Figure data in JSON
************

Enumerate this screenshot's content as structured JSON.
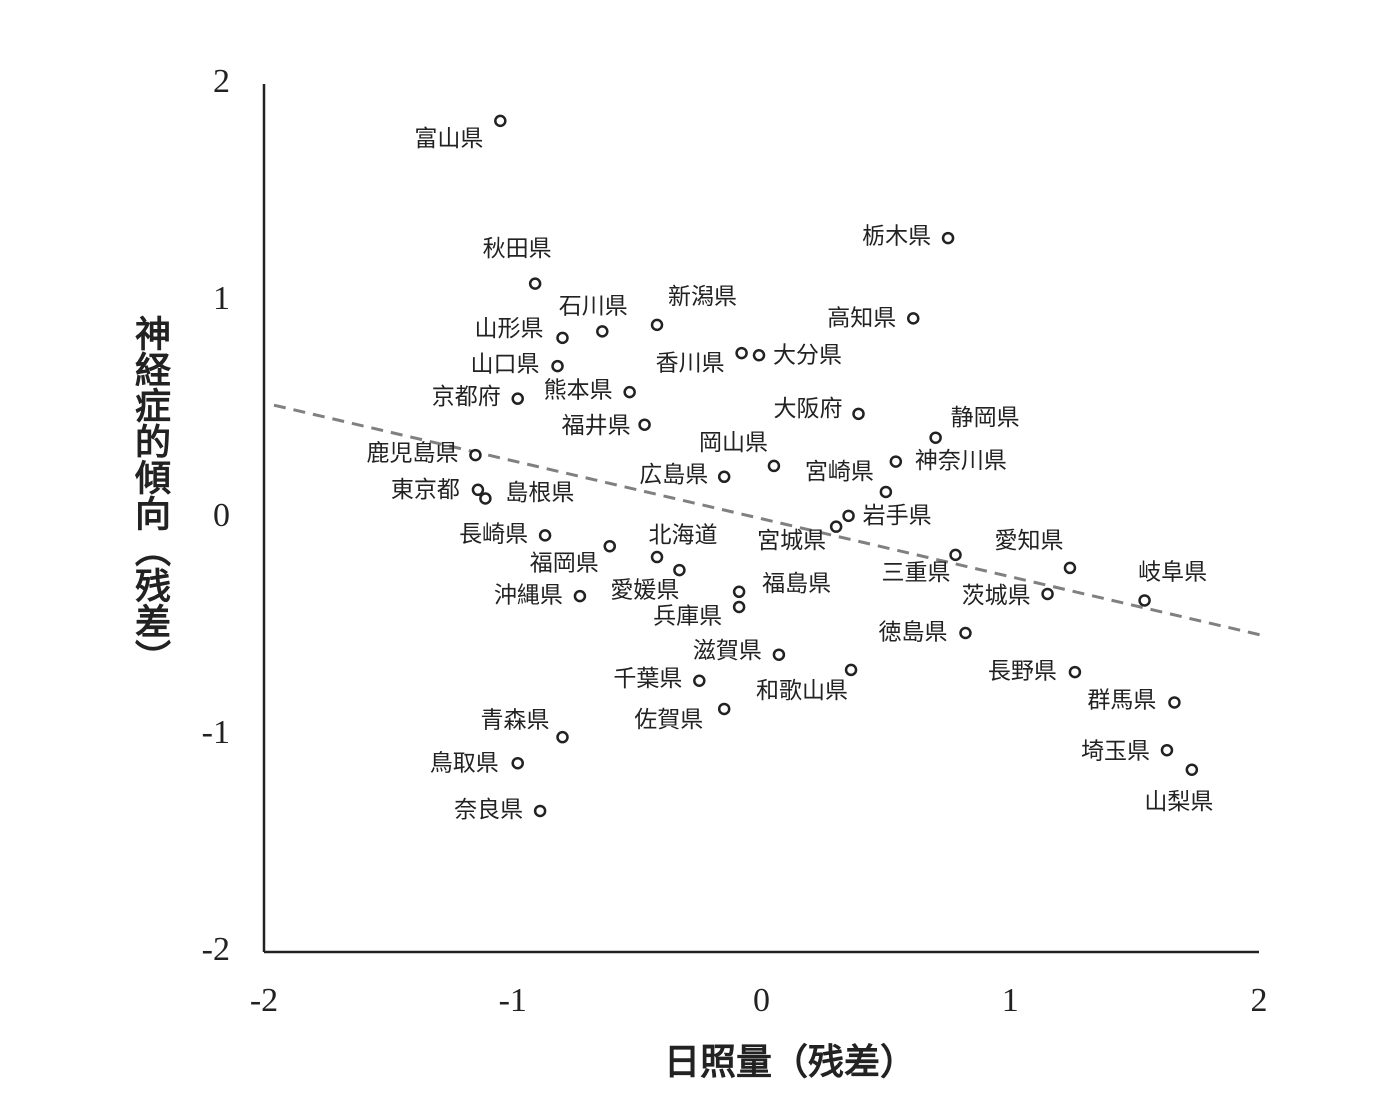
{
  "chart_data": {
    "type": "scatter",
    "xlabel": "日照量（残差）",
    "ylabel": "神経症的傾向（残差）",
    "xlim": [
      -2,
      2
    ],
    "xticks": [
      -2,
      -1,
      0,
      1,
      2
    ],
    "ylim": [
      -2,
      2
    ],
    "yticks": [
      -2,
      -1,
      0,
      1,
      2
    ],
    "labels": [
      "富山県",
      "栃木県",
      "秋田県",
      "新潟県",
      "石川県",
      "山形県",
      "高知県",
      "香川県",
      "大分県",
      "山口県",
      "熊本県",
      "京都府",
      "大阪府",
      "福井県",
      "静岡県",
      "鹿児島県",
      "岡山県",
      "神奈川県",
      "広島県",
      "東京都",
      "島根県",
      "宮崎県",
      "岩手県",
      "宮城県",
      "長崎県",
      "北海道",
      "福岡県",
      "愛知県",
      "三重県",
      "愛媛県",
      "沖縄県",
      "福島県",
      "兵庫県",
      "岐阜県",
      "茨城県",
      "徳島県",
      "滋賀県",
      "和歌山県",
      "長野県",
      "千葉県",
      "群馬県",
      "佐賀県",
      "青森県",
      "埼玉県",
      "鳥取県",
      "山梨県",
      "奈良県"
    ],
    "x": [
      -1.05,
      0.75,
      -0.91,
      -0.42,
      -0.64,
      -0.8,
      0.61,
      -0.08,
      -0.01,
      -0.82,
      -0.53,
      -0.98,
      0.39,
      -0.47,
      0.7,
      -1.15,
      0.05,
      0.54,
      -0.15,
      -1.14,
      -1.11,
      0.5,
      0.35,
      0.3,
      -0.87,
      -0.42,
      -0.61,
      1.24,
      0.78,
      -0.33,
      -0.73,
      -0.09,
      -0.09,
      1.54,
      1.15,
      0.82,
      0.07,
      0.36,
      1.26,
      -0.25,
      1.66,
      -0.15,
      -0.8,
      1.63,
      -0.98,
      1.73,
      -0.89
    ],
    "y": [
      1.83,
      1.29,
      1.08,
      0.89,
      0.86,
      0.83,
      0.92,
      0.76,
      0.75,
      0.7,
      0.58,
      0.55,
      0.48,
      0.43,
      0.37,
      0.29,
      0.24,
      0.26,
      0.19,
      0.13,
      0.09,
      0.12,
      0.01,
      -0.04,
      -0.08,
      -0.18,
      -0.13,
      -0.23,
      -0.17,
      -0.24,
      -0.36,
      -0.34,
      -0.41,
      -0.38,
      -0.35,
      -0.53,
      -0.63,
      -0.7,
      -0.71,
      -0.75,
      -0.85,
      -0.88,
      -1.01,
      -1.07,
      -1.13,
      -1.16,
      -1.35
    ],
    "color": "#222222",
    "trendline": {
      "x": [
        -1.96,
        2.01
      ],
      "y": [
        0.52,
        -0.54
      ],
      "color": "#808080"
    }
  }
}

************

[GOAL]
Go through the entries above and print each one exactly, minus the pictures.

[SOLUTION]
Enumerate this screenshot's content as structured JSON.
{
  "chart_data": {
    "type": "scatter",
    "xlabel": "日照量（残差）",
    "ylabel": "神経症的傾向（残差）",
    "xlim": [
      -2,
      2
    ],
    "xticks": [
      -2,
      -1,
      0,
      1,
      2
    ],
    "ylim": [
      -2,
      2
    ],
    "yticks": [
      -2,
      -1,
      0,
      1,
      2
    ],
    "labels": [
      "富山県",
      "栃木県",
      "秋田県",
      "新潟県",
      "石川県",
      "山形県",
      "高知県",
      "香川県",
      "大分県",
      "山口県",
      "熊本県",
      "京都府",
      "大阪府",
      "福井県",
      "静岡県",
      "鹿児島県",
      "岡山県",
      "神奈川県",
      "広島県",
      "東京都",
      "島根県",
      "宮崎県",
      "岩手県",
      "宮城県",
      "長崎県",
      "北海道",
      "福岡県",
      "愛知県",
      "三重県",
      "愛媛県",
      "沖縄県",
      "福島県",
      "兵庫県",
      "岐阜県",
      "茨城県",
      "徳島県",
      "滋賀県",
      "和歌山県",
      "長野県",
      "千葉県",
      "群馬県",
      "佐賀県",
      "青森県",
      "埼玉県",
      "鳥取県",
      "山梨県",
      "奈良県"
    ],
    "x": [
      -1.05,
      0.75,
      -0.91,
      -0.42,
      -0.64,
      -0.8,
      0.61,
      -0.08,
      -0.01,
      -0.82,
      -0.53,
      -0.98,
      0.39,
      -0.47,
      0.7,
      -1.15,
      0.05,
      0.54,
      -0.15,
      -1.14,
      -1.11,
      0.5,
      0.35,
      0.3,
      -0.87,
      -0.42,
      -0.61,
      1.24,
      0.78,
      -0.33,
      -0.73,
      -0.09,
      -0.09,
      1.54,
      1.15,
      0.82,
      0.07,
      0.36,
      1.26,
      -0.25,
      1.66,
      -0.15,
      -0.8,
      1.63,
      -0.98,
      1.73,
      -0.89
    ],
    "y": [
      1.83,
      1.29,
      1.08,
      0.89,
      0.86,
      0.83,
      0.92,
      0.76,
      0.75,
      0.7,
      0.58,
      0.55,
      0.48,
      0.43,
      0.37,
      0.29,
      0.24,
      0.26,
      0.19,
      0.13,
      0.09,
      0.12,
      0.01,
      -0.04,
      -0.08,
      -0.18,
      -0.13,
      -0.23,
      -0.17,
      -0.24,
      -0.36,
      -0.34,
      -0.41,
      -0.38,
      -0.35,
      -0.53,
      -0.63,
      -0.7,
      -0.71,
      -0.75,
      -0.85,
      -0.88,
      -1.01,
      -1.07,
      -1.13,
      -1.16,
      -1.35
    ],
    "color": "#222222",
    "trendline": {
      "x": [
        -1.96,
        2.01
      ],
      "y": [
        0.52,
        -0.54
      ],
      "color": "#808080"
    }
  }
}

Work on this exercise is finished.